>> Begin

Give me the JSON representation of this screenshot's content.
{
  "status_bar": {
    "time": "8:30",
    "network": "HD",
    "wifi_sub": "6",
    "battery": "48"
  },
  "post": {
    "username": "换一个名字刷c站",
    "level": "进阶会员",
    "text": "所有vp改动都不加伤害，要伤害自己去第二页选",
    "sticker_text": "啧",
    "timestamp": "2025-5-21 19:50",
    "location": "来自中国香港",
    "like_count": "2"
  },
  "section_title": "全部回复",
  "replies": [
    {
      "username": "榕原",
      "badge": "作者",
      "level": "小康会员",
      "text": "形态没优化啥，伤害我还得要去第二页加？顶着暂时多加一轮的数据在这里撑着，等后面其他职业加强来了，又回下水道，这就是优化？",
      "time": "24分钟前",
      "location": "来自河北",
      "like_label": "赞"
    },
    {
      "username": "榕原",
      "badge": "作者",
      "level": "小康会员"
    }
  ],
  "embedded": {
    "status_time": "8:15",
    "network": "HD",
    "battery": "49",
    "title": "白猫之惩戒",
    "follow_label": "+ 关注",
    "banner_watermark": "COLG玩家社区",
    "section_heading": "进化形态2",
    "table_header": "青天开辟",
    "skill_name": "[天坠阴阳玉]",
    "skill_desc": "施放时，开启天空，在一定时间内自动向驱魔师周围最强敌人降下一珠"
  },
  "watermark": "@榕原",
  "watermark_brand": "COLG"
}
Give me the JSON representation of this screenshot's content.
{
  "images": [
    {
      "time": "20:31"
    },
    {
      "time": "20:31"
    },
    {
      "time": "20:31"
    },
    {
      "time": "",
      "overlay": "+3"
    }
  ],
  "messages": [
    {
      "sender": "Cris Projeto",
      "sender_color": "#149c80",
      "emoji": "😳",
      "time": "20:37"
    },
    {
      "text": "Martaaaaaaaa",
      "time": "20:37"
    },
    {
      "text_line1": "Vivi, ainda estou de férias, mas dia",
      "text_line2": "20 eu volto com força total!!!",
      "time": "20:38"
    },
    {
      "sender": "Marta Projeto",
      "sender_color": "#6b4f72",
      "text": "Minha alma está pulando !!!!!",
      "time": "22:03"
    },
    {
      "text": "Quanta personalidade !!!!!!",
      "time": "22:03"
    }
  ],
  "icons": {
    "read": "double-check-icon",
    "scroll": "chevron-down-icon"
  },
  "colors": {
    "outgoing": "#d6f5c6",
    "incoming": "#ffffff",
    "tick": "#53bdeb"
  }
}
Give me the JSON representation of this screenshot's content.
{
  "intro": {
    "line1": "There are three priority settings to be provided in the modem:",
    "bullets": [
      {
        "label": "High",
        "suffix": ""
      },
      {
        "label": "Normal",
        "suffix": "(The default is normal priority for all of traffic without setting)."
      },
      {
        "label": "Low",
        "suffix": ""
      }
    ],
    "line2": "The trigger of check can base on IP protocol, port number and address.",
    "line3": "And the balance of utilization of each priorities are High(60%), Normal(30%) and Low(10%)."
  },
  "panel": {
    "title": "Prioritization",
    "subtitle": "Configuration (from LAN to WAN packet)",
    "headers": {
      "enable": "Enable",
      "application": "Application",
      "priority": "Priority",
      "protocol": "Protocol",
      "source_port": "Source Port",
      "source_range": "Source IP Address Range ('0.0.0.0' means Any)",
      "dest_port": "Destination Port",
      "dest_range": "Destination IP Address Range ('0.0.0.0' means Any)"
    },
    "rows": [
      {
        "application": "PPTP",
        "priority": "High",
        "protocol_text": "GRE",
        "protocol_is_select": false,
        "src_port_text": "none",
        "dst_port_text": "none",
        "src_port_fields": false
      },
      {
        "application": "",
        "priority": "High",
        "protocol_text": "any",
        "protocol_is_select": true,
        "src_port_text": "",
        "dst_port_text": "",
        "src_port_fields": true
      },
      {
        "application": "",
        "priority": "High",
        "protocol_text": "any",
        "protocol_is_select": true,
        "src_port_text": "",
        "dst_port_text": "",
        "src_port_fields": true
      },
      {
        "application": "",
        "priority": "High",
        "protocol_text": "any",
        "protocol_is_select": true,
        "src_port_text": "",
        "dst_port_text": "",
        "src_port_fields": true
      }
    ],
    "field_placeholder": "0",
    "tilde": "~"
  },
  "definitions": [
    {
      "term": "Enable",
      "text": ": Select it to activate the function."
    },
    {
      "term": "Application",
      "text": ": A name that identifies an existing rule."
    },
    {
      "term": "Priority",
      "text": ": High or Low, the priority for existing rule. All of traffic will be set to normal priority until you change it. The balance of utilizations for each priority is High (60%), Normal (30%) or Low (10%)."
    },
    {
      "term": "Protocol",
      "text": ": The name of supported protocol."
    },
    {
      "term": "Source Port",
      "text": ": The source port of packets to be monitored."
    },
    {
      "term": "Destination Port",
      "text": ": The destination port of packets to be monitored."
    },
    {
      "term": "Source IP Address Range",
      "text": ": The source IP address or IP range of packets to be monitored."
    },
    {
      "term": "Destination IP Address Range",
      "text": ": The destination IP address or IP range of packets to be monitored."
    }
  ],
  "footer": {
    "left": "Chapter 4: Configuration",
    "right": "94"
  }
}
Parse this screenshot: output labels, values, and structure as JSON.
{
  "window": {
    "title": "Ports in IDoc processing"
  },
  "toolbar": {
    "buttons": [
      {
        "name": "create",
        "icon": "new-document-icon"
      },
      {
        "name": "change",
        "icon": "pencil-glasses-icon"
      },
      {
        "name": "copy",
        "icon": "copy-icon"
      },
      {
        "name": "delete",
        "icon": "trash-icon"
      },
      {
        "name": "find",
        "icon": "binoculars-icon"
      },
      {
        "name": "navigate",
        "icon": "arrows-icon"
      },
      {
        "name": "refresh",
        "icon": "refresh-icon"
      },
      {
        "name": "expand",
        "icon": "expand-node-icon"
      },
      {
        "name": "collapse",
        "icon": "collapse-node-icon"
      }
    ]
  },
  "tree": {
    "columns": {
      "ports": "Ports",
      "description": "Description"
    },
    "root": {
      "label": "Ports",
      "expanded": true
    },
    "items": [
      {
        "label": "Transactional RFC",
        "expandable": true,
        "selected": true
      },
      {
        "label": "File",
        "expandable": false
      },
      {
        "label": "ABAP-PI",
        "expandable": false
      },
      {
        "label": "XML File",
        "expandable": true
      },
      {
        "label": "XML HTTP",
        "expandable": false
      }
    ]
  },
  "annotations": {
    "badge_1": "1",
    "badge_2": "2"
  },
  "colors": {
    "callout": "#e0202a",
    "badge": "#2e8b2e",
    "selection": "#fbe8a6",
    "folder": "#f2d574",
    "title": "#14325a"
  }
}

>> End

* [Work required]: All of the records must be retyped exactly as they are.

* [Task response]:
Give me the JSON representation of this screenshot's content.
{
  "status_bar": {
    "time": "8:30",
    "network": "HD",
    "wifi_sub": "6",
    "battery": "48"
  },
  "post": {
    "username": "换一个名字刷c站",
    "level": "进阶会员",
    "text": "所有vp改动都不加伤害，要伤害自己去第二页选",
    "sticker_text": "啧",
    "timestamp": "2025-5-21 19:50",
    "location": "来自中国香港",
    "like_count": "2"
  },
  "section_title": "全部回复",
  "replies": [
    {
      "username": "榕原",
      "badge": "作者",
      "level": "小康会员",
      "text": "形态没优化啥，伤害我还得要去第二页加？顶着暂时多加一轮的数据在这里撑着，等后面其他职业加强来了，又回下水道，这就是优化？",
      "time": "24分钟前",
      "location": "来自河北",
      "like_label": "赞"
    },
    {
      "username": "榕原",
      "badge": "作者",
      "level": "小康会员"
    }
  ],
  "embedded": {
    "status_time": "8:15",
    "network": "HD",
    "battery": "49",
    "title": "白猫之惩戒",
    "follow_label": "+ 关注",
    "banner_watermark": "COLG玩家社区",
    "section_heading": "进化形态2",
    "table_header": "青天开辟",
    "skill_name": "[天坠阴阳玉]",
    "skill_desc": "施放时，开启天空，在一定时间内自动向驱魔师周围最强敌人降下一珠"
  },
  "watermark": "@榕原",
  "watermark_brand": "COLG"
}
Give me the JSON representation of this screenshot's content.
{
  "images": [
    {
      "time": "20:31"
    },
    {
      "time": "20:31"
    },
    {
      "time": "20:31"
    },
    {
      "time": "",
      "overlay": "+3"
    }
  ],
  "messages": [
    {
      "sender": "Cris Projeto",
      "sender_color": "#149c80",
      "emoji": "😳",
      "time": "20:37"
    },
    {
      "text": "Martaaaaaaaa",
      "time": "20:37"
    },
    {
      "text_line1": "Vivi, ainda estou de férias, mas dia",
      "text_line2": "20 eu volto com força total!!!",
      "time": "20:38"
    },
    {
      "sender": "Marta Projeto",
      "sender_color": "#6b4f72",
      "text": "Minha alma está pulando !!!!!",
      "time": "22:03"
    },
    {
      "text": "Quanta personalidade !!!!!!",
      "time": "22:03"
    }
  ],
  "icons": {
    "read": "double-check-icon",
    "scroll": "chevron-down-icon"
  },
  "colors": {
    "outgoing": "#d6f5c6",
    "incoming": "#ffffff",
    "tick": "#53bdeb"
  }
}
Give me the JSON representation of this screenshot's content.
{
  "intro": {
    "line1": "There are three priority settings to be provided in the modem:",
    "bullets": [
      {
        "label": "High",
        "suffix": ""
      },
      {
        "label": "Normal",
        "suffix": "(The default is normal priority for all of traffic without setting)."
      },
      {
        "label": "Low",
        "suffix": ""
      }
    ],
    "line2": "The trigger of check can base on IP protocol, port number and address.",
    "line3": "And the balance of utilization of each priorities are High(60%), Normal(30%) and Low(10%)."
  },
  "panel": {
    "title": "Prioritization",
    "subtitle": "Configuration (from LAN to WAN packet)",
    "headers": {
      "enable": "Enable",
      "application": "Application",
      "priority": "Priority",
      "protocol": "Protocol",
      "source_port": "Source Port",
      "source_range": "Source IP Address Range ('0.0.0.0' means Any)",
      "dest_port": "Destination Port",
      "dest_range": "Destination IP Address Range ('0.0.0.0' means Any)"
    },
    "rows": [
      {
        "application": "PPTP",
        "priority": "High",
        "protocol_text": "GRE",
        "protocol_is_select": false,
        "src_port_text": "none",
        "dst_port_text": "none",
        "src_port_fields": false
      },
      {
        "application": "",
        "priority": "High",
        "protocol_text": "any",
        "protocol_is_select": true,
        "src_port_text": "",
        "dst_port_text": "",
        "src_port_fields": true
      },
      {
        "application": "",
        "priority": "High",
        "protocol_text": "any",
        "protocol_is_select": true,
        "src_port_text": "",
        "dst_port_text": "",
        "src_port_fields": true
      },
      {
        "application": "",
        "priority": "High",
        "protocol_text": "any",
        "protocol_is_select": true,
        "src_port_text": "",
        "dst_port_text": "",
        "src_port_fields": true
      }
    ],
    "field_placeholder": "0",
    "tilde": "~"
  },
  "definitions": [
    {
      "term": "Enable",
      "text": ": Select it to activate the function."
    },
    {
      "term": "Application",
      "text": ": A name that identifies an existing rule."
    },
    {
      "term": "Priority",
      "text": ": High or Low, the priority for existing rule. All of traffic will be set to normal priority until you change it. The balance of utilizations for each priority is High (60%), Normal (30%) or Low (10%)."
    },
    {
      "term": "Protocol",
      "text": ": The name of supported protocol."
    },
    {
      "term": "Source Port",
      "text": ": The source port of packets to be monitored."
    },
    {
      "term": "Destination Port",
      "text": ": The destination port of packets to be monitored."
    },
    {
      "term": "Source IP Address Range",
      "text": ": The source IP address or IP range of packets to be monitored."
    },
    {
      "term": "Destination IP Address Range",
      "text": ": The destination IP address or IP range of packets to be monitored."
    }
  ],
  "footer": {
    "left": "Chapter 4: Configuration",
    "right": "94"
  }
}
Parse this screenshot: output labels, values, and structure as JSON.
{
  "window": {
    "title": "Ports in IDoc processing"
  },
  "toolbar": {
    "buttons": [
      {
        "name": "create",
        "icon": "new-document-icon"
      },
      {
        "name": "change",
        "icon": "pencil-glasses-icon"
      },
      {
        "name": "copy",
        "icon": "copy-icon"
      },
      {
        "name": "delete",
        "icon": "trash-icon"
      },
      {
        "name": "find",
        "icon": "binoculars-icon"
      },
      {
        "name": "navigate",
        "icon": "arrows-icon"
      },
      {
        "name": "refresh",
        "icon": "refresh-icon"
      },
      {
        "name": "expand",
        "icon": "expand-node-icon"
      },
      {
        "name": "collapse",
        "icon": "collapse-node-icon"
      }
    ]
  },
  "tree": {
    "columns": {
      "ports": "Ports",
      "description": "Description"
    },
    "root": {
      "label": "Ports",
      "expanded": true
    },
    "items": [
      {
        "label": "Transactional RFC",
        "expandable": true,
        "selected": true
      },
      {
        "label": "File",
        "expandable": false
      },
      {
        "label": "ABAP-PI",
        "expandable": false
      },
      {
        "label": "XML File",
        "expandable": true
      },
      {
        "label": "XML HTTP",
        "expandable": false
      }
    ]
  },
  "annotations": {
    "badge_1": "1",
    "badge_2": "2"
  },
  "colors": {
    "callout": "#e0202a",
    "badge": "#2e8b2e",
    "selection": "#fbe8a6",
    "folder": "#f2d574",
    "title": "#14325a"
  }
}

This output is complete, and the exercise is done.